DIRECTIVE >>
Select each line where the word "content" appears.

>> begin

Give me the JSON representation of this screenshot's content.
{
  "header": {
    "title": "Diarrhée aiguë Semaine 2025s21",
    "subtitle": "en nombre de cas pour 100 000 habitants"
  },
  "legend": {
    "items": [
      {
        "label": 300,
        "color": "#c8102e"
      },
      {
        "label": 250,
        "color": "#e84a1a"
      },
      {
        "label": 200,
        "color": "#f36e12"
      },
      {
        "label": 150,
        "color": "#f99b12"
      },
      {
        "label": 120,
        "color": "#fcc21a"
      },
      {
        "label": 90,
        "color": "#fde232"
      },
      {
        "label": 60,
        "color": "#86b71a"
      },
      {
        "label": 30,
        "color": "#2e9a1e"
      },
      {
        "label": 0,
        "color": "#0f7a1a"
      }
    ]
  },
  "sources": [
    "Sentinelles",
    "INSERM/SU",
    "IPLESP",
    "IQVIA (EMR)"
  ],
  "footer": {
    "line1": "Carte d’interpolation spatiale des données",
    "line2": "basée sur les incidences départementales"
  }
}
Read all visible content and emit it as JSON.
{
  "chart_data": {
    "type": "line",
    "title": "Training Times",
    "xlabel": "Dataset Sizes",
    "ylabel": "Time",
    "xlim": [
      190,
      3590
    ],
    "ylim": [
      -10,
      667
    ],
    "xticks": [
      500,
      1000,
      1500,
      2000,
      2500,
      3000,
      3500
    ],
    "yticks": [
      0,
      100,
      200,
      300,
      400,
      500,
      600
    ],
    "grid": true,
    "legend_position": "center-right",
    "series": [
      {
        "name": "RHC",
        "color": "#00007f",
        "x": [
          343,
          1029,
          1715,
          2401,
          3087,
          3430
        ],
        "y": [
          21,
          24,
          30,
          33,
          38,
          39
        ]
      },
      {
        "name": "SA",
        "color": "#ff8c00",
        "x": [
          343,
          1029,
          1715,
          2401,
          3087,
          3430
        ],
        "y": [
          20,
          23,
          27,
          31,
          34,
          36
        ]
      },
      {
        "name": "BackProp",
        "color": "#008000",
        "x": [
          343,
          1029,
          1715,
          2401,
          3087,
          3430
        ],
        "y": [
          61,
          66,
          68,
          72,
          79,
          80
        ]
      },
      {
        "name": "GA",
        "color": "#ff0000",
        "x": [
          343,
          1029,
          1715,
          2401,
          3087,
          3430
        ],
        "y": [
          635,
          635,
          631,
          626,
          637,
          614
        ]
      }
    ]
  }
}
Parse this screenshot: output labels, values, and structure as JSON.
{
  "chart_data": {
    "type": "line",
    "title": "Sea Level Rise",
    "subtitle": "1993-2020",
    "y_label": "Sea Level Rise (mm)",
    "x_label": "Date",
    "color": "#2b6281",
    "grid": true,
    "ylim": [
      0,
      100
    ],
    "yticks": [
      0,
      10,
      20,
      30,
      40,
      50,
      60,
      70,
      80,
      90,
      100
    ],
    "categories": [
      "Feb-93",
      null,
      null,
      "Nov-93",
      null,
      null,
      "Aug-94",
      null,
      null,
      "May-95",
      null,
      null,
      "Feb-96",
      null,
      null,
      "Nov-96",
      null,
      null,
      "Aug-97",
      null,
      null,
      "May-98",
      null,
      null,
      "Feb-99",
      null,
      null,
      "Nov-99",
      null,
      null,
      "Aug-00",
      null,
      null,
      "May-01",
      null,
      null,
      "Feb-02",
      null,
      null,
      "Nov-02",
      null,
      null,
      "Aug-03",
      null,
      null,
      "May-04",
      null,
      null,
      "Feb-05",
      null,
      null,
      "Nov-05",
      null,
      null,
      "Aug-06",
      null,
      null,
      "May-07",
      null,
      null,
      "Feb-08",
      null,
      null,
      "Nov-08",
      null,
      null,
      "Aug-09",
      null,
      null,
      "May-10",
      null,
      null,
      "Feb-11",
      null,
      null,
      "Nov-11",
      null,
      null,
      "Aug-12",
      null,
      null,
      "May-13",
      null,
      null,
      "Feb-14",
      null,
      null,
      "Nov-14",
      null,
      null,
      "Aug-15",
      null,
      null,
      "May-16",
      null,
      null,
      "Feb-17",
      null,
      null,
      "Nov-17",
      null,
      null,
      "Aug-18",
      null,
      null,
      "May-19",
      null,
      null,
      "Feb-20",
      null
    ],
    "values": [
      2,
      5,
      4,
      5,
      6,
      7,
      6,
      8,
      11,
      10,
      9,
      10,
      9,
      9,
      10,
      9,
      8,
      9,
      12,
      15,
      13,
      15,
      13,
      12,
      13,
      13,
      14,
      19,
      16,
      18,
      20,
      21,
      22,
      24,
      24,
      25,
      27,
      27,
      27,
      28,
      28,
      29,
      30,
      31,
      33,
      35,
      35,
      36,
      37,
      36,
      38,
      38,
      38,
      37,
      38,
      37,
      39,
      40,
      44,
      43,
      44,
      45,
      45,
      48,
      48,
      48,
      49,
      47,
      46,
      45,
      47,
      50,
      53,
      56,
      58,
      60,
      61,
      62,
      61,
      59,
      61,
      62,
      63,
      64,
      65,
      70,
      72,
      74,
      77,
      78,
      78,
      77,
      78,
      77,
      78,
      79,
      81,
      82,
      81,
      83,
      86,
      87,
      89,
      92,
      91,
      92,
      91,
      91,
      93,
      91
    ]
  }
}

>> end

WRITTEN SOLUTION >>
Give me the JSON representation of this screenshot's content.
Read all visible content and emit it as JSON.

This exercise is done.